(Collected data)
§ §
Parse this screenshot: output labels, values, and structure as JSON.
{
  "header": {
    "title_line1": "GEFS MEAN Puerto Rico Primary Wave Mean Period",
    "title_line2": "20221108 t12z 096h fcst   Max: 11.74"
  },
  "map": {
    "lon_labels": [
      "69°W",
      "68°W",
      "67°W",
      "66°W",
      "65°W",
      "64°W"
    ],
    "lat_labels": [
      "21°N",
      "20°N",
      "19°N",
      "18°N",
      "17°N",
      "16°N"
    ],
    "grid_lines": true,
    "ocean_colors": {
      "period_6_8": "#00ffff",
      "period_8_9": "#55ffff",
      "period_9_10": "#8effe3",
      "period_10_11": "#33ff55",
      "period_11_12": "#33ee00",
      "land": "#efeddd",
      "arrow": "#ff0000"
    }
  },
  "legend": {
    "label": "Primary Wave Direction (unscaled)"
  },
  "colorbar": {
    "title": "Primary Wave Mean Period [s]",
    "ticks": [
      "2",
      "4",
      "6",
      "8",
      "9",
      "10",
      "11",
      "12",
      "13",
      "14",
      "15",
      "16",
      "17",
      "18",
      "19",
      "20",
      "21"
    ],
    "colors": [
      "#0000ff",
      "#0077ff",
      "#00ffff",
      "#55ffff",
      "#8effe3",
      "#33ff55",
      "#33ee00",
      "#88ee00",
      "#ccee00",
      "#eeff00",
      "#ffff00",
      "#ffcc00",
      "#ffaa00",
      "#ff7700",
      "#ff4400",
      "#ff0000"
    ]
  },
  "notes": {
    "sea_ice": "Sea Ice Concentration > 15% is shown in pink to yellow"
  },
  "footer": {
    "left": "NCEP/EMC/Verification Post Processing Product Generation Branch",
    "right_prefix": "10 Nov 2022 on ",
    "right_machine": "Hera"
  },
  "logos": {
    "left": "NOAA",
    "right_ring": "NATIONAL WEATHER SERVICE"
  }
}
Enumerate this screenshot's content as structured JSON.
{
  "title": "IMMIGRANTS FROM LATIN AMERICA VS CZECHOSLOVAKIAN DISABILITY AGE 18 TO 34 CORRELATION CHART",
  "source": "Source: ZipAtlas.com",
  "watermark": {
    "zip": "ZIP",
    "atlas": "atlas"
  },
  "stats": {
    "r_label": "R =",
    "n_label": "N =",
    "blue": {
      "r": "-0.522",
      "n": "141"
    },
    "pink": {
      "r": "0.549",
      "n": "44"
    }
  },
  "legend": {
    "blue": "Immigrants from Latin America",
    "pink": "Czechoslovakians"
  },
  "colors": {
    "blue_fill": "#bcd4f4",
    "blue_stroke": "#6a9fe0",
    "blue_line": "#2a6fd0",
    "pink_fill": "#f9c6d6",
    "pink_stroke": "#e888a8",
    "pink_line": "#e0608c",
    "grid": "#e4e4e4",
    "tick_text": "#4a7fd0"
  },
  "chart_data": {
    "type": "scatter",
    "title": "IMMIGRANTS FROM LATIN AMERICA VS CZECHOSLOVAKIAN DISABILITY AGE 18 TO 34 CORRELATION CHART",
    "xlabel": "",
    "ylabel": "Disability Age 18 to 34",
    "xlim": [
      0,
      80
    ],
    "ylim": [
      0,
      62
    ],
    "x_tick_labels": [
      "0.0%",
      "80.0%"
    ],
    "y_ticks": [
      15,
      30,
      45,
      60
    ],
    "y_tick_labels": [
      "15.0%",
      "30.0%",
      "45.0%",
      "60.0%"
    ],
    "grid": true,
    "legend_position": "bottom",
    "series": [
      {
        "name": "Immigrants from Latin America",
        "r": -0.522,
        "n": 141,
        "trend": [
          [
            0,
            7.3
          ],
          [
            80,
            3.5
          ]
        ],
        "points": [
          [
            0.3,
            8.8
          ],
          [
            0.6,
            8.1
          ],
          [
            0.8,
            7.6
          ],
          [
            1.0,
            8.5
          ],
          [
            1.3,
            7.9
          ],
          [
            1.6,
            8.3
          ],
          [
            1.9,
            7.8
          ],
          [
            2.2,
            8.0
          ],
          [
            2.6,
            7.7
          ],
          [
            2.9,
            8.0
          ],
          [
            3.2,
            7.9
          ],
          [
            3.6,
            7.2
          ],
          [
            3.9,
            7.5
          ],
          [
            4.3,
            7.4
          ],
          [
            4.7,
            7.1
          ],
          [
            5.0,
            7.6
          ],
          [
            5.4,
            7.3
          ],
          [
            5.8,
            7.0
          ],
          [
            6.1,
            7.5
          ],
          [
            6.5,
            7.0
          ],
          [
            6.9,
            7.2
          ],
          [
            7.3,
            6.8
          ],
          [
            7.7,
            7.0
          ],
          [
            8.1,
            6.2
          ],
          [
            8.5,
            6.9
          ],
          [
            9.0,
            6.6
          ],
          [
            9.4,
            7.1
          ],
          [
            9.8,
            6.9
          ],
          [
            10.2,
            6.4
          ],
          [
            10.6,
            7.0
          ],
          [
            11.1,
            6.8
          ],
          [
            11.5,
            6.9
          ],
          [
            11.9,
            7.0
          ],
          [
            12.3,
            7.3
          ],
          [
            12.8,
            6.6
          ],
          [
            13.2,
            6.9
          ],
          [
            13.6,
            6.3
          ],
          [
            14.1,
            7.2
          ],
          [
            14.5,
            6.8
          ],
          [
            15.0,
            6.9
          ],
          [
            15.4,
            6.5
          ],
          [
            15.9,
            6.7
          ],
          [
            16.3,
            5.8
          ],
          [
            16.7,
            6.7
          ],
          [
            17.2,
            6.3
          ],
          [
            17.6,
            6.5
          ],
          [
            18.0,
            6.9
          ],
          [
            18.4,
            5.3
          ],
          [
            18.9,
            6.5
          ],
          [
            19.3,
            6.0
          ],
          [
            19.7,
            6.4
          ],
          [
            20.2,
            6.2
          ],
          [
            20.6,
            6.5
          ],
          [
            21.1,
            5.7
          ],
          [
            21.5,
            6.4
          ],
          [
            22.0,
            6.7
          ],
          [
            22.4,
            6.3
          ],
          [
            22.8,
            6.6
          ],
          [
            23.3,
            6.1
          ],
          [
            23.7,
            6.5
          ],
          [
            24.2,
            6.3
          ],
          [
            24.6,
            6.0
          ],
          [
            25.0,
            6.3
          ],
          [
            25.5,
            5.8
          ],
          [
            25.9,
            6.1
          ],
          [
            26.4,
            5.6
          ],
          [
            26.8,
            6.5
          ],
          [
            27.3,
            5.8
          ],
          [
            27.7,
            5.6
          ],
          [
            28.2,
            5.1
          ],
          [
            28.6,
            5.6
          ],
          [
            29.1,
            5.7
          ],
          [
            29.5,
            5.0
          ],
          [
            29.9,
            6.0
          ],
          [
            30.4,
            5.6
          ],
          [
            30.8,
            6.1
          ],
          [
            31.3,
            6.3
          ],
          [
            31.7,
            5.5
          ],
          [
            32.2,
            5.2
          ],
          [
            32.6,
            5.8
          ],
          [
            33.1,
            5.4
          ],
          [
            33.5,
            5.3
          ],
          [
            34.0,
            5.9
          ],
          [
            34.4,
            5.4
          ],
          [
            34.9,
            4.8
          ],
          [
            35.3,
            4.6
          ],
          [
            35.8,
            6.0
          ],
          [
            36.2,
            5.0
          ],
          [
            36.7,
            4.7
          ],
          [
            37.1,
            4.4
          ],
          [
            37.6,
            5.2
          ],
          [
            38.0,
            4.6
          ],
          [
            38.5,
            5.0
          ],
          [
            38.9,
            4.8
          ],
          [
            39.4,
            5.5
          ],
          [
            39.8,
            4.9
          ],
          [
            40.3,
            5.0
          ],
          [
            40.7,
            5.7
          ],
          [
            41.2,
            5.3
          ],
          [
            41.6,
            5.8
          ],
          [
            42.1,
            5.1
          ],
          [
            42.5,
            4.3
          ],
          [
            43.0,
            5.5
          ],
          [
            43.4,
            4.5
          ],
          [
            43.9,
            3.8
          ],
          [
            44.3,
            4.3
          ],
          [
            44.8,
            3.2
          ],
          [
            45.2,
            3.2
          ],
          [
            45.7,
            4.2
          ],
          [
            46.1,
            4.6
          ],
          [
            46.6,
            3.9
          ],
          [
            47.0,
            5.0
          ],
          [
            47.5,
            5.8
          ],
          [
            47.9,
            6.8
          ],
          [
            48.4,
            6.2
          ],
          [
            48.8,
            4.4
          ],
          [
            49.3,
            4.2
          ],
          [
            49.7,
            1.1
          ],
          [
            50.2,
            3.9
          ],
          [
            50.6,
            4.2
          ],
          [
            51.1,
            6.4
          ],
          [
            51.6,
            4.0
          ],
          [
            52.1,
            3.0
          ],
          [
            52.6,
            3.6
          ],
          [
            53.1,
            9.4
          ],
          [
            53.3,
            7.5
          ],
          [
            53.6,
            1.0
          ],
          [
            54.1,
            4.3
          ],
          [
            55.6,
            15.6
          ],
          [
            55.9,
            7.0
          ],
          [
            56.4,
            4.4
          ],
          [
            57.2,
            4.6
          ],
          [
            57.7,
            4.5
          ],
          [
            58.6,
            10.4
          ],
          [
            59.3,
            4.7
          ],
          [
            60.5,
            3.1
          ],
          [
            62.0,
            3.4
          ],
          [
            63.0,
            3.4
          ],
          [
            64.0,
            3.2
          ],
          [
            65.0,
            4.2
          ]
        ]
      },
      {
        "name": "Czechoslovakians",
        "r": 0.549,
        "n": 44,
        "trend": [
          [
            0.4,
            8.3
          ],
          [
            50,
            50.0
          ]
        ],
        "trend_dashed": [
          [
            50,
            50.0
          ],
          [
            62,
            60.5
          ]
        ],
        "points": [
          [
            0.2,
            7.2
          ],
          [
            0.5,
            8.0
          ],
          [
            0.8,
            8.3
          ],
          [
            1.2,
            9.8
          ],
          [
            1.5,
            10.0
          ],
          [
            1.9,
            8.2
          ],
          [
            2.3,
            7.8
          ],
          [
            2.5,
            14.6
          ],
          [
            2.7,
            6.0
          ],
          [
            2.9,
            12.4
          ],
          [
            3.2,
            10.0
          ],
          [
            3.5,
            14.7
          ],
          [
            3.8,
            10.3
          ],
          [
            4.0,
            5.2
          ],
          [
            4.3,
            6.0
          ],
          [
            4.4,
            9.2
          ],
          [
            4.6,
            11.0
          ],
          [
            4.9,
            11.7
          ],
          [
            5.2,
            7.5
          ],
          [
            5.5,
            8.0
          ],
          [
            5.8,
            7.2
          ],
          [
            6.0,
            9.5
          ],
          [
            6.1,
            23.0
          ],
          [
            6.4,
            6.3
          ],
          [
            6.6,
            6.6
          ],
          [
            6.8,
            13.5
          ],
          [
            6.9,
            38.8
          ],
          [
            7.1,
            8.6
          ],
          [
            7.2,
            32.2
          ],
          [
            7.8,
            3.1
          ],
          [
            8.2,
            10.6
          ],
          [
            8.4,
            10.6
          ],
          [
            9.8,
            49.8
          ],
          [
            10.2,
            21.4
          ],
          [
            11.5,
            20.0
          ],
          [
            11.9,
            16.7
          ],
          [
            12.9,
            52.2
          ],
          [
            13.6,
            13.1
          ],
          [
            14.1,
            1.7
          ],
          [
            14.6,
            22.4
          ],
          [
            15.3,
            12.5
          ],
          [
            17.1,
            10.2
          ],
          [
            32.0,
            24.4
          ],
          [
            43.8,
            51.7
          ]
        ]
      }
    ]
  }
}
§ §
What you should do
Find all the lines containing "screenshot" in the material, then copy them.

Solution for this task
Parse this screenshot: output labels, values, and structure as JSON.
Enumerate this screenshot's content as structured JSON.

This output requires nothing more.